Problem to solve — Write out the listing below exactly, and omit any images you find in it.

Figure contents as structured data —
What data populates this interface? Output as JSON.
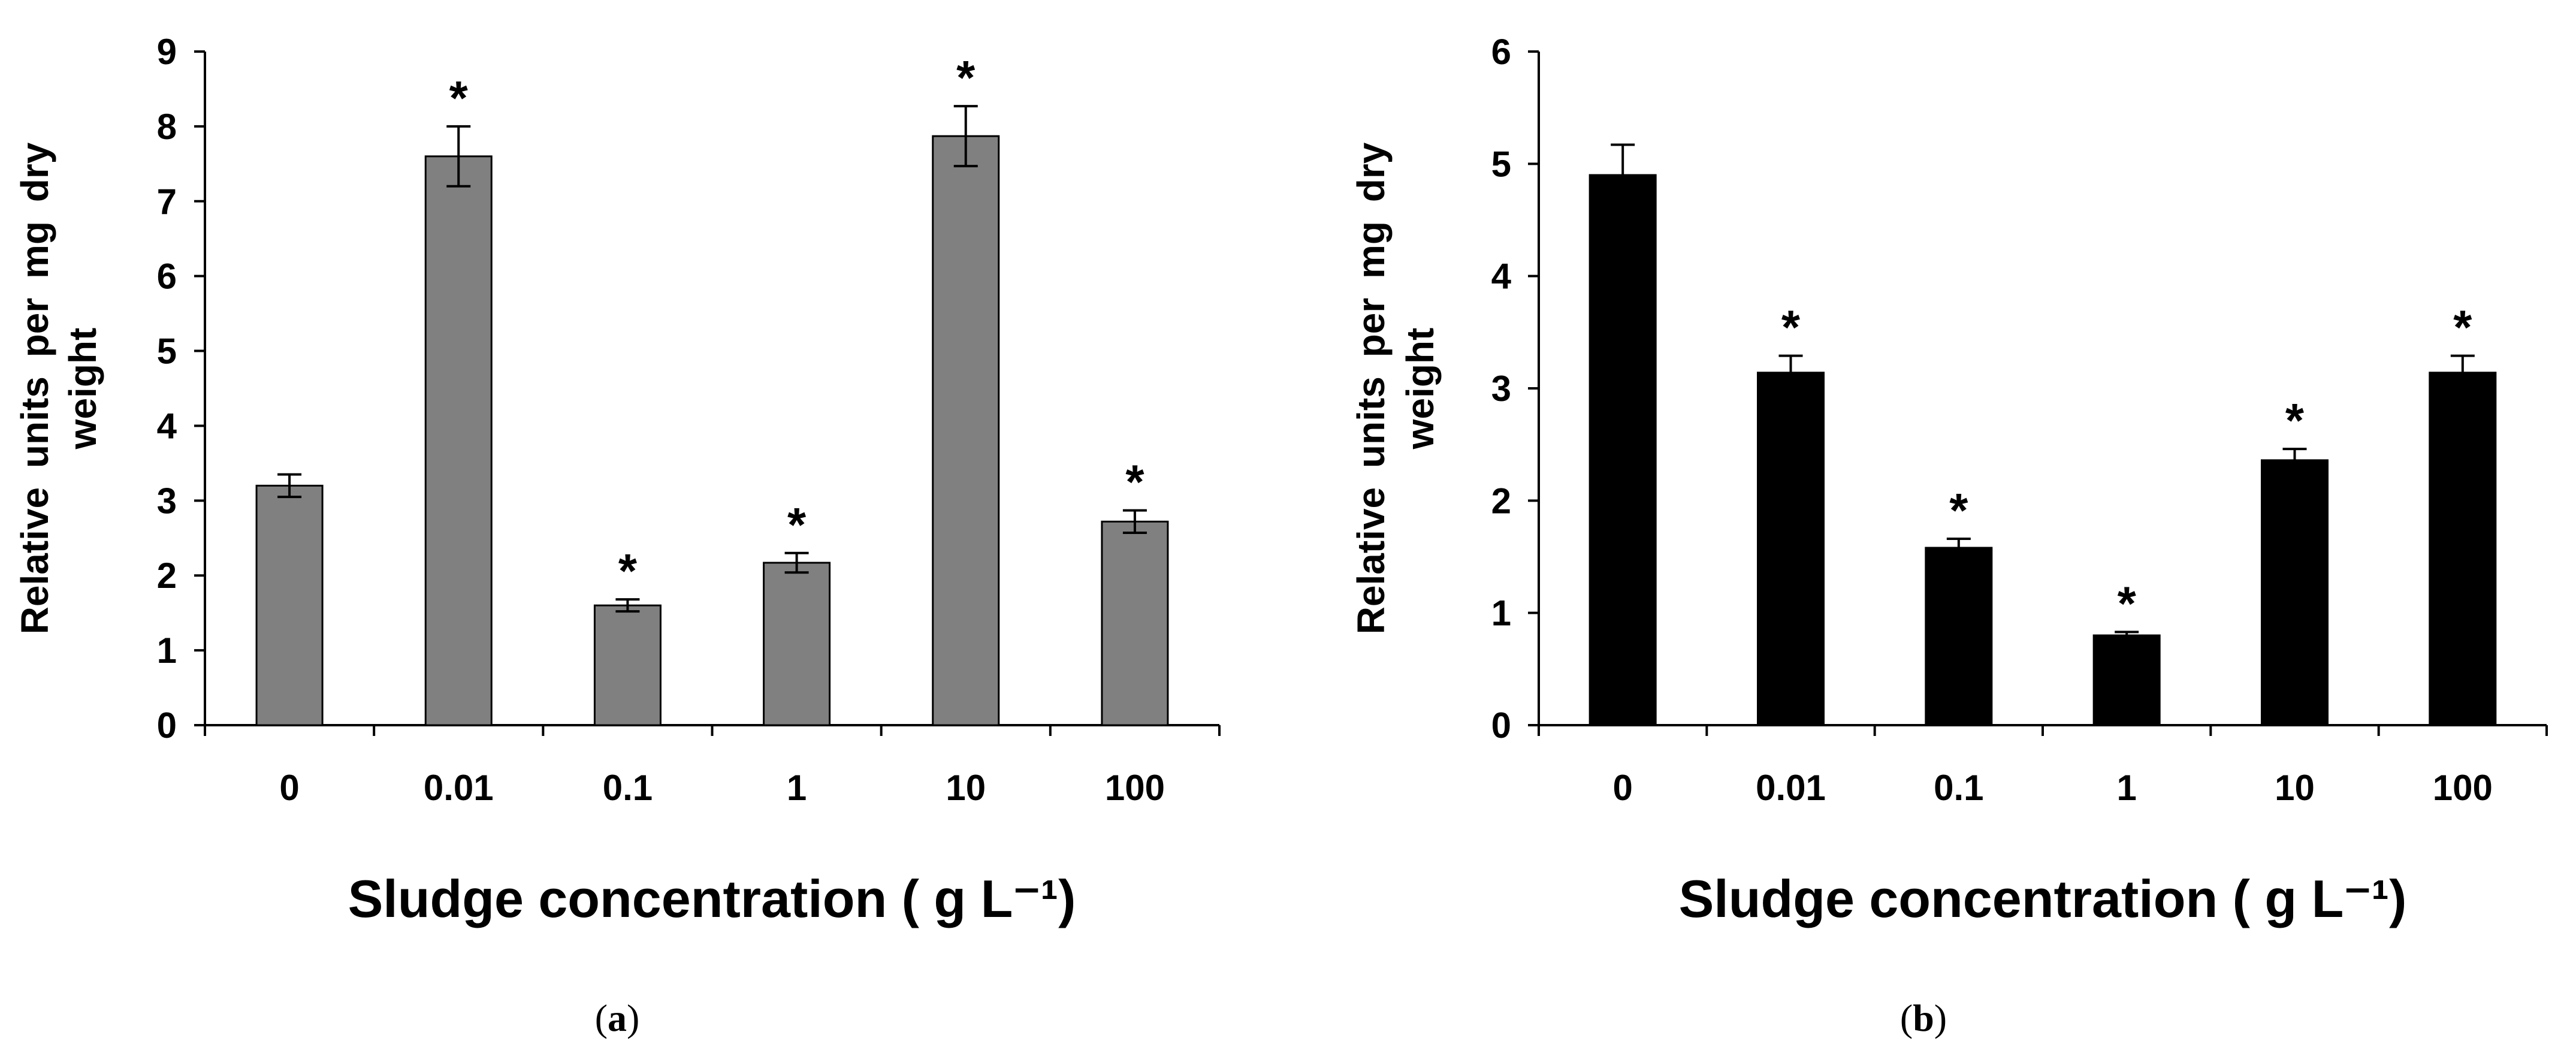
{
  "chart_data": [
    {
      "type": "bar",
      "panel_label": "a",
      "categories": [
        "0",
        "0.01",
        "0.1",
        "1",
        "10",
        "100"
      ],
      "values": [
        3.2,
        7.6,
        1.6,
        2.17,
        7.87,
        2.72
      ],
      "errors": [
        0.15,
        0.4,
        0.08,
        0.13,
        0.4,
        0.15
      ],
      "significant": [
        false,
        true,
        true,
        true,
        true,
        true
      ],
      "marker": "*",
      "bar_color": "#808080",
      "ylabel_line1": "Relative units per mg dry",
      "ylabel_line2": "weight",
      "xlabel": "Sludge concentration ( g L⁻¹)",
      "ylim": [
        0,
        9
      ],
      "yticks": [
        "0",
        "1",
        "2",
        "3",
        "4",
        "5",
        "6",
        "7",
        "8",
        "9"
      ],
      "grid": false
    },
    {
      "type": "bar",
      "panel_label": "b",
      "categories": [
        "0",
        "0.01",
        "0.1",
        "1",
        "10",
        "100"
      ],
      "values": [
        4.9,
        3.14,
        1.58,
        0.8,
        2.36,
        3.14
      ],
      "errors": [
        0.27,
        0.15,
        0.08,
        0.03,
        0.1,
        0.15
      ],
      "significant": [
        false,
        true,
        true,
        true,
        true,
        true
      ],
      "marker": "*",
      "bar_color": "#000000",
      "ylabel_line1": "Relative units per mg dry",
      "ylabel_line2": "weight",
      "xlabel": "Sludge concentration ( g L⁻¹)",
      "ylim": [
        0,
        6
      ],
      "yticks": [
        "0",
        "1",
        "2",
        "3",
        "4",
        "5",
        "6"
      ],
      "grid": false
    }
  ]
}
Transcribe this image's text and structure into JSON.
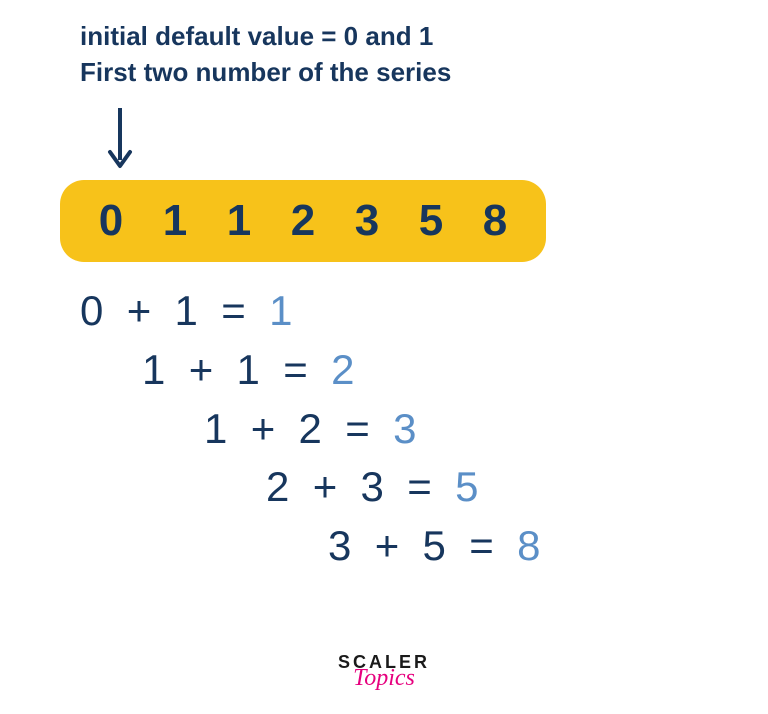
{
  "header": {
    "line1": "initial default value = 0 and 1",
    "line2": "First two number of the series"
  },
  "colors": {
    "text_dark": "#17365d",
    "highlight_bg": "#f7c21a",
    "result_blue": "#5b8fc7",
    "logo_black": "#1a1a1a",
    "logo_pink": "#e6007e",
    "background": "#ffffff"
  },
  "arrow": {
    "stroke": "#17365d",
    "width": 4,
    "height": 62
  },
  "series": {
    "values": [
      "0",
      "1",
      "1",
      "2",
      "3",
      "5",
      "8"
    ],
    "bold_indices": [
      0,
      1
    ],
    "box_color": "#f7c21a",
    "border_radius": 24,
    "font_size": 44
  },
  "calculations": {
    "font_size": 42,
    "indent_step": 62,
    "rows": [
      {
        "a": "0",
        "op": "+",
        "b": "1",
        "eq": "=",
        "r": "1",
        "indent": 0
      },
      {
        "a": "1",
        "op": "+",
        "b": "1",
        "eq": "=",
        "r": "2",
        "indent": 1
      },
      {
        "a": "1",
        "op": "+",
        "b": "2",
        "eq": "=",
        "r": "3",
        "indent": 2
      },
      {
        "a": "2",
        "op": "+",
        "b": "3",
        "eq": "=",
        "r": "5",
        "indent": 3
      },
      {
        "a": "3",
        "op": "+",
        "b": "5",
        "eq": "=",
        "r": "8",
        "indent": 4
      }
    ]
  },
  "logo": {
    "top": "SCALER",
    "bottom": "Topics"
  }
}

Written response —
What data populates this interface? Output as JSON.
{
  "chart_data": [
    {
      "type": "bar",
      "panel_label": "a",
      "categories": [
        "0",
        "0.01",
        "0.1",
        "1",
        "10",
        "100"
      ],
      "values": [
        3.2,
        7.6,
        1.6,
        2.17,
        7.87,
        2.72
      ],
      "errors": [
        0.15,
        0.4,
        0.08,
        0.13,
        0.4,
        0.15
      ],
      "significant": [
        false,
        true,
        true,
        true,
        true,
        true
      ],
      "marker": "*",
      "bar_color": "#808080",
      "ylabel_line1": "Relative units per mg dry",
      "ylabel_line2": "weight",
      "xlabel": "Sludge concentration ( g L⁻¹)",
      "ylim": [
        0,
        9
      ],
      "yticks": [
        "0",
        "1",
        "2",
        "3",
        "4",
        "5",
        "6",
        "7",
        "8",
        "9"
      ],
      "grid": false
    },
    {
      "type": "bar",
      "panel_label": "b",
      "categories": [
        "0",
        "0.01",
        "0.1",
        "1",
        "10",
        "100"
      ],
      "values": [
        4.9,
        3.14,
        1.58,
        0.8,
        2.36,
        3.14
      ],
      "errors": [
        0.27,
        0.15,
        0.08,
        0.03,
        0.1,
        0.15
      ],
      "significant": [
        false,
        true,
        true,
        true,
        true,
        true
      ],
      "marker": "*",
      "bar_color": "#000000",
      "ylabel_line1": "Relative units per mg dry",
      "ylabel_line2": "weight",
      "xlabel": "Sludge concentration ( g L⁻¹)",
      "ylim": [
        0,
        6
      ],
      "yticks": [
        "0",
        "1",
        "2",
        "3",
        "4",
        "5",
        "6"
      ],
      "grid": false
    }
  ]
}
Transcribe this image's text and structure into JSON.
{
  "header": {
    "line1": "initial default value = 0 and 1",
    "line2": "First two number of the series"
  },
  "colors": {
    "text_dark": "#17365d",
    "highlight_bg": "#f7c21a",
    "result_blue": "#5b8fc7",
    "logo_black": "#1a1a1a",
    "logo_pink": "#e6007e",
    "background": "#ffffff"
  },
  "arrow": {
    "stroke": "#17365d",
    "width": 4,
    "height": 62
  },
  "series": {
    "values": [
      "0",
      "1",
      "1",
      "2",
      "3",
      "5",
      "8"
    ],
    "bold_indices": [
      0,
      1
    ],
    "box_color": "#f7c21a",
    "border_radius": 24,
    "font_size": 44
  },
  "calculations": {
    "font_size": 42,
    "indent_step": 62,
    "rows": [
      {
        "a": "0",
        "op": "+",
        "b": "1",
        "eq": "=",
        "r": "1",
        "indent": 0
      },
      {
        "a": "1",
        "op": "+",
        "b": "1",
        "eq": "=",
        "r": "2",
        "indent": 1
      },
      {
        "a": "1",
        "op": "+",
        "b": "2",
        "eq": "=",
        "r": "3",
        "indent": 2
      },
      {
        "a": "2",
        "op": "+",
        "b": "3",
        "eq": "=",
        "r": "5",
        "indent": 3
      },
      {
        "a": "3",
        "op": "+",
        "b": "5",
        "eq": "=",
        "r": "8",
        "indent": 4
      }
    ]
  },
  "logo": {
    "top": "SCALER",
    "bottom": "Topics"
  }
}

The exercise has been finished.